Dataset entries on figures:
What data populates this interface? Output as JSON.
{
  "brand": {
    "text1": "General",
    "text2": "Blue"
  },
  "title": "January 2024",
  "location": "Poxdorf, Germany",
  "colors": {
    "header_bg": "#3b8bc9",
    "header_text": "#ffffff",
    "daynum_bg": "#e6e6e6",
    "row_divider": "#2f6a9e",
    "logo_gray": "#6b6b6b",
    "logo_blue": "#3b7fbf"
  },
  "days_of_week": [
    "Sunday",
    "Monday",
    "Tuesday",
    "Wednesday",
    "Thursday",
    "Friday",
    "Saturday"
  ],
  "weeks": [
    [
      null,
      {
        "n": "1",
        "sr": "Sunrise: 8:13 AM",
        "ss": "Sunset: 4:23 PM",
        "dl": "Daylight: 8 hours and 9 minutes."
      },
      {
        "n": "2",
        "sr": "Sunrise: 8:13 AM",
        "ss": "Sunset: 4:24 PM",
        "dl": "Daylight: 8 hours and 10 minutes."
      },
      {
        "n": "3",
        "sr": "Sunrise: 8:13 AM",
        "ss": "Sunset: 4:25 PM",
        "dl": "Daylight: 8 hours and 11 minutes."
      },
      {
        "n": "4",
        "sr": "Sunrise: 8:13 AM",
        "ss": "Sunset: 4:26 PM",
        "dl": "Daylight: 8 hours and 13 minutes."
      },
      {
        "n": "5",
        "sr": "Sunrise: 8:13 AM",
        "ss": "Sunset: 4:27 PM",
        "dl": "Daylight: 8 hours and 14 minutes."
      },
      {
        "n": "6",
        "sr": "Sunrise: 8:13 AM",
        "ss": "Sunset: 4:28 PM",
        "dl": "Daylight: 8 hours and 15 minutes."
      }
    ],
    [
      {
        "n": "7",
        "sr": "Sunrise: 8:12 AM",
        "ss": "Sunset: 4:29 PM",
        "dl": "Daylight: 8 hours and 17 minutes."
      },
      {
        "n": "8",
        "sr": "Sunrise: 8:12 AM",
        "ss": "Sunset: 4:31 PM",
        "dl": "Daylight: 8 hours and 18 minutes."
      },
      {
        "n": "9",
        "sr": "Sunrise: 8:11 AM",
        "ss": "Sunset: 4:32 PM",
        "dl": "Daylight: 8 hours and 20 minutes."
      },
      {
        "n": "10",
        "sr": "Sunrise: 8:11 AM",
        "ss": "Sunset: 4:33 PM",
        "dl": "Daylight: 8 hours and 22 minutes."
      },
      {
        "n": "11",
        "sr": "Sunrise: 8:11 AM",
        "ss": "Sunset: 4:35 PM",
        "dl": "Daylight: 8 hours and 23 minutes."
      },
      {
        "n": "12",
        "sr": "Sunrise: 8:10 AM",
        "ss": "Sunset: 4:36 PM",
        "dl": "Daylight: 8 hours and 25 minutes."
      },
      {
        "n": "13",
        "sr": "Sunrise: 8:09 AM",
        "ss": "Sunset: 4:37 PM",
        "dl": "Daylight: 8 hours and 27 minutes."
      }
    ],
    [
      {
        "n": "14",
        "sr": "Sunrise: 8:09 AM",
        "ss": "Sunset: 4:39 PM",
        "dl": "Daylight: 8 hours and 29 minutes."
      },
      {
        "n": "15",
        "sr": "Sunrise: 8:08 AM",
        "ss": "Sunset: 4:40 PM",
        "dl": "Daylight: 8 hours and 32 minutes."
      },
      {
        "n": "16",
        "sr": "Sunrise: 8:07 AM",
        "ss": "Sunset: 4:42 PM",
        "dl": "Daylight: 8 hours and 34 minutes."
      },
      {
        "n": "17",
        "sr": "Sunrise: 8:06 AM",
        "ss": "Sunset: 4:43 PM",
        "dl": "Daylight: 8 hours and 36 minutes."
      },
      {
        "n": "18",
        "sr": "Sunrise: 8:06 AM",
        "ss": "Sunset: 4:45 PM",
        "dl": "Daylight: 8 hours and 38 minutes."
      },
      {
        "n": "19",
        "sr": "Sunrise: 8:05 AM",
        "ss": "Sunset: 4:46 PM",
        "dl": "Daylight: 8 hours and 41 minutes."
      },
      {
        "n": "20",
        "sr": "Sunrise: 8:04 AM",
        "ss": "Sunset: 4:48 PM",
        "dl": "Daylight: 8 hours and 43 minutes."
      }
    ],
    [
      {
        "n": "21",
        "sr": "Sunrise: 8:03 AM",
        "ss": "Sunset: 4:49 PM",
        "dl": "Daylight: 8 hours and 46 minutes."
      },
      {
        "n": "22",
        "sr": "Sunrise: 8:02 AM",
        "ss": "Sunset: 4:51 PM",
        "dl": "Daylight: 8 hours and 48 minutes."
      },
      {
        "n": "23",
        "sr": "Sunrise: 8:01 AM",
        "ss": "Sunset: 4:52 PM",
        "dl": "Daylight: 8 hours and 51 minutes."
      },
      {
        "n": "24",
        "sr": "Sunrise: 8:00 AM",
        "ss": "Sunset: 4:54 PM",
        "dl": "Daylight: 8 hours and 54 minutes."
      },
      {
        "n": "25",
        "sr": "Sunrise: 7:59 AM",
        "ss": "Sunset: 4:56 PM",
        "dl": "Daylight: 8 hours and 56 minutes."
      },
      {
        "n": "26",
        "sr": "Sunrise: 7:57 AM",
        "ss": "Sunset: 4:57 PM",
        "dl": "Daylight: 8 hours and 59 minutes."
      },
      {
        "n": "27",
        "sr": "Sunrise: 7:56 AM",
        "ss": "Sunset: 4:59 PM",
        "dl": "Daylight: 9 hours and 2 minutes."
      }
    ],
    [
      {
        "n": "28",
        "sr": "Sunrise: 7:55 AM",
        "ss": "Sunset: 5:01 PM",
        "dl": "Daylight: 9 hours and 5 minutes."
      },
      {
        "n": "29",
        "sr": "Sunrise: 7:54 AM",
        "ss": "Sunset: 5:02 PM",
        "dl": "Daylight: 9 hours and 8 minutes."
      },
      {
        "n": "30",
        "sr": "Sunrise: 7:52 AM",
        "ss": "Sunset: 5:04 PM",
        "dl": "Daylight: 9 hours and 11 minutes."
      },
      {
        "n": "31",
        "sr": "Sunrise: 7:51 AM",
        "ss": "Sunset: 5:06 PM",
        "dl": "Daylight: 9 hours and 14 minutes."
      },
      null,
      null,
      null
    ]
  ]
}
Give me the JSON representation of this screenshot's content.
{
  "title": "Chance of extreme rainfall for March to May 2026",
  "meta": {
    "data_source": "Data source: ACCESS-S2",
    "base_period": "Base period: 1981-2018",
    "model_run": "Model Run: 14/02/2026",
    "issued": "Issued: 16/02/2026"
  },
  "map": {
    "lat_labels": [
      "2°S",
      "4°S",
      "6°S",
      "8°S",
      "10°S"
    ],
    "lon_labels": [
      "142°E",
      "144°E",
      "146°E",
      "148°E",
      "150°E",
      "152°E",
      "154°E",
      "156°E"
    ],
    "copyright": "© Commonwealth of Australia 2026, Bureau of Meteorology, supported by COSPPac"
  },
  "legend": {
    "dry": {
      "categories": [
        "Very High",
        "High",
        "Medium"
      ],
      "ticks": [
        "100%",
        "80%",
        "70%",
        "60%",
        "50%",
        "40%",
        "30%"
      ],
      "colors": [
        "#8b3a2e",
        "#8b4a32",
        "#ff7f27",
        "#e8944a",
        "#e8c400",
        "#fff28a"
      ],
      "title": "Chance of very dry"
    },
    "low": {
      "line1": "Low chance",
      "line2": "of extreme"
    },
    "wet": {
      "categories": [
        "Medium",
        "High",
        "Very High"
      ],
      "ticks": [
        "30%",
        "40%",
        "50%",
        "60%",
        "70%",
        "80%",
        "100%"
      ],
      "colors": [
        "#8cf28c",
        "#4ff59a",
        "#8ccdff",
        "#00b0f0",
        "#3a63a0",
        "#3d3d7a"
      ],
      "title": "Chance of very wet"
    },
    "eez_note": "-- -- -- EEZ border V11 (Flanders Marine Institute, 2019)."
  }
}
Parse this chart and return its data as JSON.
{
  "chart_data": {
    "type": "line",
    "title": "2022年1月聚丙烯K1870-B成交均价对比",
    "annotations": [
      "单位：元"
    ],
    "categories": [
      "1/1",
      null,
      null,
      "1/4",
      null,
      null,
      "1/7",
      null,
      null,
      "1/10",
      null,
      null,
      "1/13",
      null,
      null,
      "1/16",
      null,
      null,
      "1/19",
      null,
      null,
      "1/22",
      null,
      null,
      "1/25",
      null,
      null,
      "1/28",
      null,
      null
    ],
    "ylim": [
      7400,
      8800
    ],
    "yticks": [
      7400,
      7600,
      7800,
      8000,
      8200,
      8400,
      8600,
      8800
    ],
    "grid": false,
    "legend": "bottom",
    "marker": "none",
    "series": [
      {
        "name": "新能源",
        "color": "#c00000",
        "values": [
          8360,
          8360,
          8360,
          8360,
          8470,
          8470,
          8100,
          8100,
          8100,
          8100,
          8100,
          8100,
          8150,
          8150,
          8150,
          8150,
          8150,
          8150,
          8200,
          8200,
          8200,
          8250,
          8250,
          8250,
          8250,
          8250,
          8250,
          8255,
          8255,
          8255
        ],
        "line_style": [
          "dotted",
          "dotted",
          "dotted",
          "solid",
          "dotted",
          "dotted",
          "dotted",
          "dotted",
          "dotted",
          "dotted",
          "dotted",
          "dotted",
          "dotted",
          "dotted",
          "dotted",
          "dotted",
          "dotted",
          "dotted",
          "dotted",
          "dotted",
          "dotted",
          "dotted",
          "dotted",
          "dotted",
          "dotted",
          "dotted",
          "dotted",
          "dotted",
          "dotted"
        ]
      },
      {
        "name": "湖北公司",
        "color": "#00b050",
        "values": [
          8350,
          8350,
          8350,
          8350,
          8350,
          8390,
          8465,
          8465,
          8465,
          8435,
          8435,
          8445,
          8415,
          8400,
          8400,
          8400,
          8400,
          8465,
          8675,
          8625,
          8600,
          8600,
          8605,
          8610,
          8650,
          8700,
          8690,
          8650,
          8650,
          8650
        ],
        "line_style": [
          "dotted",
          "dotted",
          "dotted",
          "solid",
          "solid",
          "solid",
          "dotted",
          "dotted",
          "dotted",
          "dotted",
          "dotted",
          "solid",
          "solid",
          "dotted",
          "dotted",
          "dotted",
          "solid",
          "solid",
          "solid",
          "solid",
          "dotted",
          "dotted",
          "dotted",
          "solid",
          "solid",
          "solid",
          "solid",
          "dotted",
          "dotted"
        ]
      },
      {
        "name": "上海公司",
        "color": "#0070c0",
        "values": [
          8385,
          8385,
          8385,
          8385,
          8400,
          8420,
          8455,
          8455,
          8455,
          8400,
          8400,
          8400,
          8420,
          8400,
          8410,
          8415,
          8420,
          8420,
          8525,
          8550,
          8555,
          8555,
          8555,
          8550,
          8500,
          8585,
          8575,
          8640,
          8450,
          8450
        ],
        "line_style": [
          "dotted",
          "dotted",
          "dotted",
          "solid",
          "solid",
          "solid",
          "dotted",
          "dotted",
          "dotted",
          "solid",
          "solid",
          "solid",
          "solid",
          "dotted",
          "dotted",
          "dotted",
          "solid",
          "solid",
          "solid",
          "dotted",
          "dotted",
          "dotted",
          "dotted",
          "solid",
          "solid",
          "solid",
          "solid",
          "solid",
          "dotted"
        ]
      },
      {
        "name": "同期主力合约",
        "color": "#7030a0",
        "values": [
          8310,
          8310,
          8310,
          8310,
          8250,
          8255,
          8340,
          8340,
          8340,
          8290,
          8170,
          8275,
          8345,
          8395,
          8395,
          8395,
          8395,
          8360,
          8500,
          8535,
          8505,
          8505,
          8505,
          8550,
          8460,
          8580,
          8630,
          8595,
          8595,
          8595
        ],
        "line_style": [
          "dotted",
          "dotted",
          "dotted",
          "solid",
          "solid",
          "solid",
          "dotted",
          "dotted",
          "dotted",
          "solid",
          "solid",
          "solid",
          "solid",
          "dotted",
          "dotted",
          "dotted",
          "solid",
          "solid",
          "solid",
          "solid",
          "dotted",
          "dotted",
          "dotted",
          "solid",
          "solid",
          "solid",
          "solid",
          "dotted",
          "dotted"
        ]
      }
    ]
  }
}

# Goal:
Where does the word "name" appear in the listing? List each line that holds it.

# Completed task:
        "name": "新能源",
        "name": "湖北公司",
        "name": "上海公司",
        "name": "同期主力合约",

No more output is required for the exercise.